- **CHALLENGE**
Leave out any picture and return the remaining listing below exactly as given.

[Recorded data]
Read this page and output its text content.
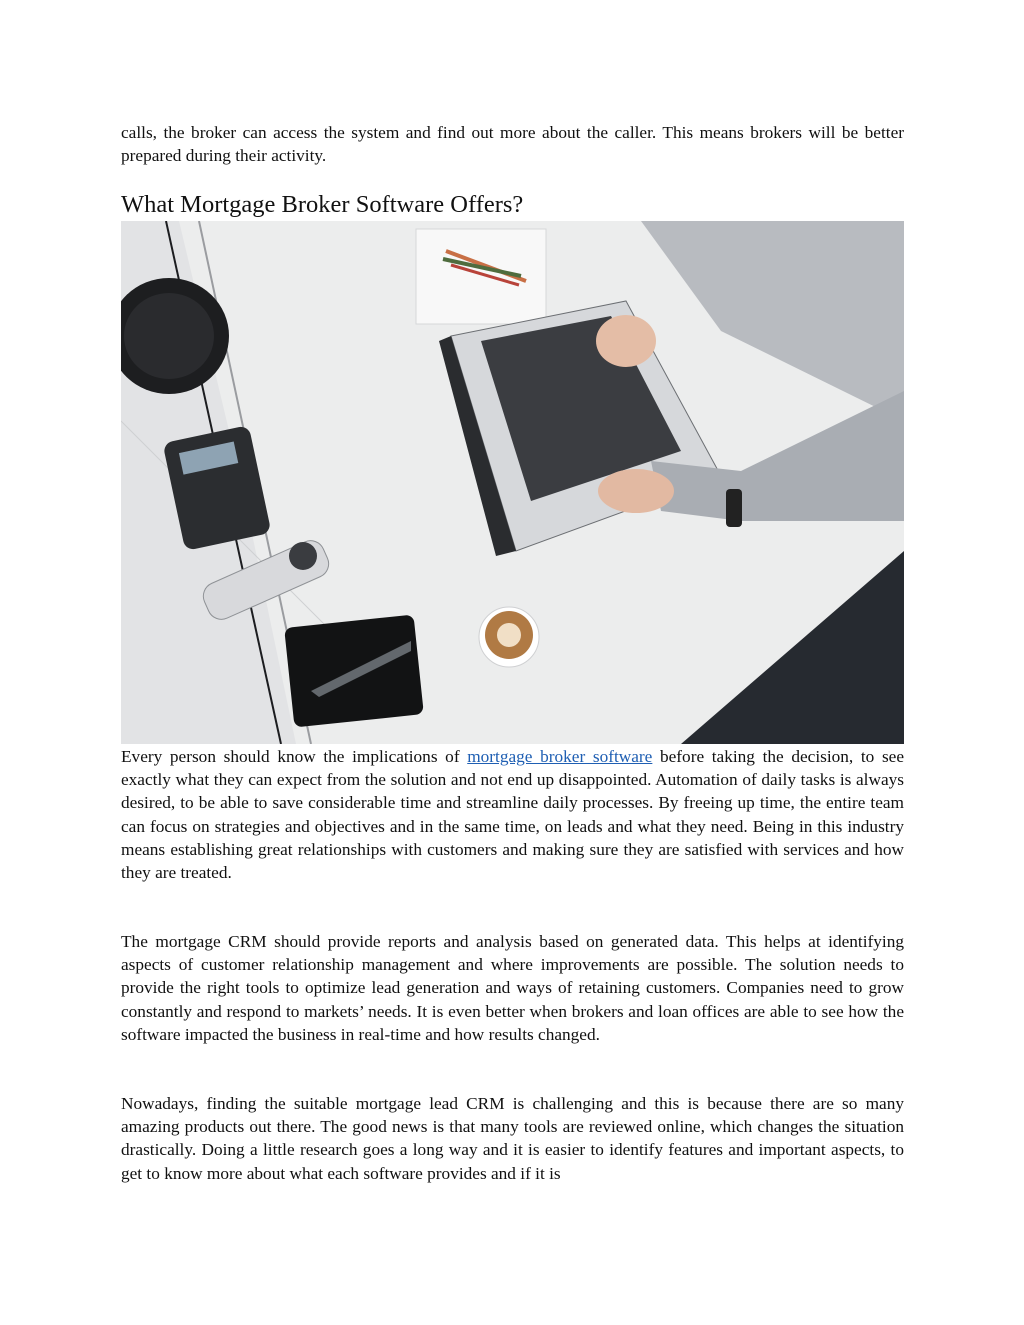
calls, the broker can access the system and find out more about the caller. This means brokers will be better prepared during their activity.

What Mortgage Broker Software Offers?

Every person should know the implications of mortgage broker software before taking the decision, to see exactly what they can expect from the solution and not end up disappointed. Automation of daily tasks is always desired, to be able to save considerable time and streamline daily processes. By freeing up time, the entire team can focus on strategies and objectives and in the same time, on leads and what they need. Being in this industry means establishing great relationships with customers and making sure they are satisfied with services and how they are treated.

The mortgage CRM should provide reports and analysis based on generated data. This helps at identifying aspects of customer relationship management and where improvements are possible. The solution needs to provide the right tools to optimize lead generation and ways of retaining customers. Companies need to grow constantly and respond to markets’ needs. It is even better when brokers and loan offices are able to see how the software impacted the business in real-time and how results changed.

Nowadays, finding the suitable mortgage lead CRM is challenging and this is because there are so many amazing products out there. The good news is that many tools are reviewed online, which changes the situation drastically. Doing a little research goes a long way and it is easier to identify features and important aspects, to get to know more about what each software provides and if it is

- **IN RESPONSE**
Read this page and output its text content.
calls, the broker can access the system and find out more about the caller. This means brokers will be better prepared during their activity.

What Mortgage Broker Software Offers?

Every person should know the implications of mortgage broker software before taking the decision, to see exactly what they can expect from the solution and not end up disappointed. Automation of daily tasks is always desired, to be able to save considerable time and streamline daily processes. By freeing up time, the entire team can focus on strategies and objectives and in the same time, on leads and what they need. Being in this industry means establishing great relationships with customers and making sure they are satisfied with services and how they are treated.

The mortgage CRM should provide reports and analysis based on generated data. This helps at identifying aspects of customer relationship management and where improvements are possible. The solution needs to provide the right tools to optimize lead generation and ways of retaining customers. Companies need to grow constantly and respond to markets’ needs. It is even better when brokers and loan offices are able to see how the software impacted the business in real-time and how results changed.

Nowadays, finding the suitable mortgage lead CRM is challenging and this is because there are so many amazing products out there. The good news is that many tools are reviewed online, which changes the situation drastically. Doing a little research goes a long way and it is easier to identify features and important aspects, to get to know more about what each software provides and if it is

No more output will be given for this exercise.